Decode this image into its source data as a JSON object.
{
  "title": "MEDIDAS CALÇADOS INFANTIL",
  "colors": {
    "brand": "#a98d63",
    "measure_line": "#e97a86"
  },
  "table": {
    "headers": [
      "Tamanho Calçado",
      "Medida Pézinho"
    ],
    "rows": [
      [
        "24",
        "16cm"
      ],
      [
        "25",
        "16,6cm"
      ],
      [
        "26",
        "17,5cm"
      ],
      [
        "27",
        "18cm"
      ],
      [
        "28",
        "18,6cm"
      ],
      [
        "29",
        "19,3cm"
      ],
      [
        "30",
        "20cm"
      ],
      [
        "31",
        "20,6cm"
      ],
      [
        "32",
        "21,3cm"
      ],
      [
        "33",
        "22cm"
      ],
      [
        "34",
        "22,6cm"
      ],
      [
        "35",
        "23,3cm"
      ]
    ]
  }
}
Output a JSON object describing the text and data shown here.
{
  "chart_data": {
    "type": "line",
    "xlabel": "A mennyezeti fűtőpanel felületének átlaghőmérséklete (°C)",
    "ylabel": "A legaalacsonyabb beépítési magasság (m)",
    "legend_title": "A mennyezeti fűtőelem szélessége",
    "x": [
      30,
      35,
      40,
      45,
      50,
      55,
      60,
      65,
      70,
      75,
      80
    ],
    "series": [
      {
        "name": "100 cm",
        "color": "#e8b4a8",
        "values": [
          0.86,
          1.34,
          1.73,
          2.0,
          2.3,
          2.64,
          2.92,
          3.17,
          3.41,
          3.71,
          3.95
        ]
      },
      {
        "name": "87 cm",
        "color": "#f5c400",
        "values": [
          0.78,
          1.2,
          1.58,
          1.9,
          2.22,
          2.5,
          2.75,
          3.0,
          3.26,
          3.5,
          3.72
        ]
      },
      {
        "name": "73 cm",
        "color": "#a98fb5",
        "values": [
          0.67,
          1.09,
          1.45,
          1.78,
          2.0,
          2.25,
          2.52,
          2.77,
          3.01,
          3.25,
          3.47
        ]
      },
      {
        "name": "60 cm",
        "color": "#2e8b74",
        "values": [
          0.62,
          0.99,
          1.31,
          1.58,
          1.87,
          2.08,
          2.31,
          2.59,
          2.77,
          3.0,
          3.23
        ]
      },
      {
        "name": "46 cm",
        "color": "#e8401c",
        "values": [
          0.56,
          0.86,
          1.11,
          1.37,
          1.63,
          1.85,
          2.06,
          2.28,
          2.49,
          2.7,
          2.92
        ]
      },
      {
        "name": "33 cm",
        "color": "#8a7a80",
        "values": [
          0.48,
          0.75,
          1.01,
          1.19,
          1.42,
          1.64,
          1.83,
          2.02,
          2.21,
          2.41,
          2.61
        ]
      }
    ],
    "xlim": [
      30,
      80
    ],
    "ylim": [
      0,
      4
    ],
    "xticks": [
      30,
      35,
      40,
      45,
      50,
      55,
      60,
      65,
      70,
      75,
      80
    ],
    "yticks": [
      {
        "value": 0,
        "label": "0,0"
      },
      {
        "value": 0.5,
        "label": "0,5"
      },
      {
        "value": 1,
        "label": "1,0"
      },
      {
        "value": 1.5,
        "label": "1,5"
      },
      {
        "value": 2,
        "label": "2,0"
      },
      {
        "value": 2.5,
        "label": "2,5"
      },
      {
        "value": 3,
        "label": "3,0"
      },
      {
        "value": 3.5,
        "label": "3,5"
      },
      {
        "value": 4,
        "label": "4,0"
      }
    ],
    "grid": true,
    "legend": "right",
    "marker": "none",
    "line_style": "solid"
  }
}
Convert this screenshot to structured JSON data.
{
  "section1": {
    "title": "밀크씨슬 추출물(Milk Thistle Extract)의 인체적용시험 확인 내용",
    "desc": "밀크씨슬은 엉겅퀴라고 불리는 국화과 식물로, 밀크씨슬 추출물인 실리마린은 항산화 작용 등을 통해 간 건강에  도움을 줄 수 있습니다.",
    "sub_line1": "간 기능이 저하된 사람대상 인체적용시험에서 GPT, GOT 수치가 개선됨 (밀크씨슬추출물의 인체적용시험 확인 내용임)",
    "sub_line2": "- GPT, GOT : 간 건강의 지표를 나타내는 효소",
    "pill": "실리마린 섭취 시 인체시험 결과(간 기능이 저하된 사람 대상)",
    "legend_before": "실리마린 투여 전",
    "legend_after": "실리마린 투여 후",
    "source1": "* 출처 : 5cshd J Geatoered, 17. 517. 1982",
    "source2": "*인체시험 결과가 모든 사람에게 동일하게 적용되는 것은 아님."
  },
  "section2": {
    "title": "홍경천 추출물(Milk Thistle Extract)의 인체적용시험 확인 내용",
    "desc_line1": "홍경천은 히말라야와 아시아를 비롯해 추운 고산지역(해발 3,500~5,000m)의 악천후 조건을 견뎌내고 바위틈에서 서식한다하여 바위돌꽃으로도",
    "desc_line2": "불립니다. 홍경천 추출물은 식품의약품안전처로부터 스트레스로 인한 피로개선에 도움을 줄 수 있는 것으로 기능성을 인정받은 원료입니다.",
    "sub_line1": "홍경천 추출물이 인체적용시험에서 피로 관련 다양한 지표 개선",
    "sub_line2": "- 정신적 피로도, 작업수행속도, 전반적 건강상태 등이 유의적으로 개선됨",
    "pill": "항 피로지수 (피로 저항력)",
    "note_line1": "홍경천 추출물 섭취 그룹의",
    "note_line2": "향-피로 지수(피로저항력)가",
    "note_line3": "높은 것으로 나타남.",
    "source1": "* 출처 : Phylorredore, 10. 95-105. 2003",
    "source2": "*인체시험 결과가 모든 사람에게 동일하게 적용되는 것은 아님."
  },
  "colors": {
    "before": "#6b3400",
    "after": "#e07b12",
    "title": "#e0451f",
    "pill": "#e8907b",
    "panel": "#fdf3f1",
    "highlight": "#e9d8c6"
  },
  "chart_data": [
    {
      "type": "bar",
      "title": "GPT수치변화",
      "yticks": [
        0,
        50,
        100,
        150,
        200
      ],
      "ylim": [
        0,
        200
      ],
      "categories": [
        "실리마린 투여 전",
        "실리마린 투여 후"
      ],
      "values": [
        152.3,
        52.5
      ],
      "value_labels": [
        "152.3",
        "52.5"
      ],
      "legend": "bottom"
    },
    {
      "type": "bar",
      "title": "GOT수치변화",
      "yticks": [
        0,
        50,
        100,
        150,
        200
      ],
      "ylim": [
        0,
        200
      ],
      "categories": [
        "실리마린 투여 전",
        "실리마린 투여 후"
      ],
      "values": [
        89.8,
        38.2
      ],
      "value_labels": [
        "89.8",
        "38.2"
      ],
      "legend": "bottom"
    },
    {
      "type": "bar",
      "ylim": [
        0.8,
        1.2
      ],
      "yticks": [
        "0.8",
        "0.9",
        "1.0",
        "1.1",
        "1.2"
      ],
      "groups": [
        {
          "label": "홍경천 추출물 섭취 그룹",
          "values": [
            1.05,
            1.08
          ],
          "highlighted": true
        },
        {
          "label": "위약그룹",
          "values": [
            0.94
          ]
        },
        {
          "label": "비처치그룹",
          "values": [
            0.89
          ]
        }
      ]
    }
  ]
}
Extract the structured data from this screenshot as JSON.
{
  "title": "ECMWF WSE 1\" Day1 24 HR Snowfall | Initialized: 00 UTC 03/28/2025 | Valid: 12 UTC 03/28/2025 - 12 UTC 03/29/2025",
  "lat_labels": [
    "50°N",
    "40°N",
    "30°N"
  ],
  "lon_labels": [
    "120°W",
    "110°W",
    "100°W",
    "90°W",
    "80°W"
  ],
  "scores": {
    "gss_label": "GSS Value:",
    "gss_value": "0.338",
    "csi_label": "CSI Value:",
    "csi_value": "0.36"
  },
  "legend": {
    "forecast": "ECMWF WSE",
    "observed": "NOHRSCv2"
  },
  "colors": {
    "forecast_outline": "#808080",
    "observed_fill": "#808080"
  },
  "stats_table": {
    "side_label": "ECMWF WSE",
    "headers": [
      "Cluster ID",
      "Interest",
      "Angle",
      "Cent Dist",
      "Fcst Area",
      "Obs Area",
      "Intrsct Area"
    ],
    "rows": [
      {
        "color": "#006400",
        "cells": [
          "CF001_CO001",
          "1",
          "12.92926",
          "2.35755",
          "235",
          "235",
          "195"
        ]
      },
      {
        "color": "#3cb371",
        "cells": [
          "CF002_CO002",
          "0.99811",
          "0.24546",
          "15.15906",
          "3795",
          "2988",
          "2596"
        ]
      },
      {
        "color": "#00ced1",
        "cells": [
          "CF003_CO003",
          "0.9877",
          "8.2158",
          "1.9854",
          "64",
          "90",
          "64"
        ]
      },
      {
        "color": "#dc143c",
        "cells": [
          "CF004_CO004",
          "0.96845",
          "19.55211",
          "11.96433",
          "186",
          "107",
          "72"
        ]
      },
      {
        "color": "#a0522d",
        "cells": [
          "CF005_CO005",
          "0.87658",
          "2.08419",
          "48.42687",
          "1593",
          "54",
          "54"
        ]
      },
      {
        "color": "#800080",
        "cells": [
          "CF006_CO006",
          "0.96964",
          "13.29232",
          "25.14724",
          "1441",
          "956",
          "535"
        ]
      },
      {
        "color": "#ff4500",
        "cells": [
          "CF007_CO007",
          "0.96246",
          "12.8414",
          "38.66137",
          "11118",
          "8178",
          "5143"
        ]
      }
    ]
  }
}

::::

WORK REQUIRED> Make a list of all lines in the data that contain "인체적용시험에서".

EXERCISE SOLUTION>
    "sub_line1": "간 기능이 저하된 사람대상 인체적용시험에서 GPT, GOT 수치가 개선됨 (밀크씨슬추출물의 인체적용시험 확인 내용임)",
    "sub_line1": "홍경천 추출물이 인체적용시험에서 피로 관련 다양한 지표 개선",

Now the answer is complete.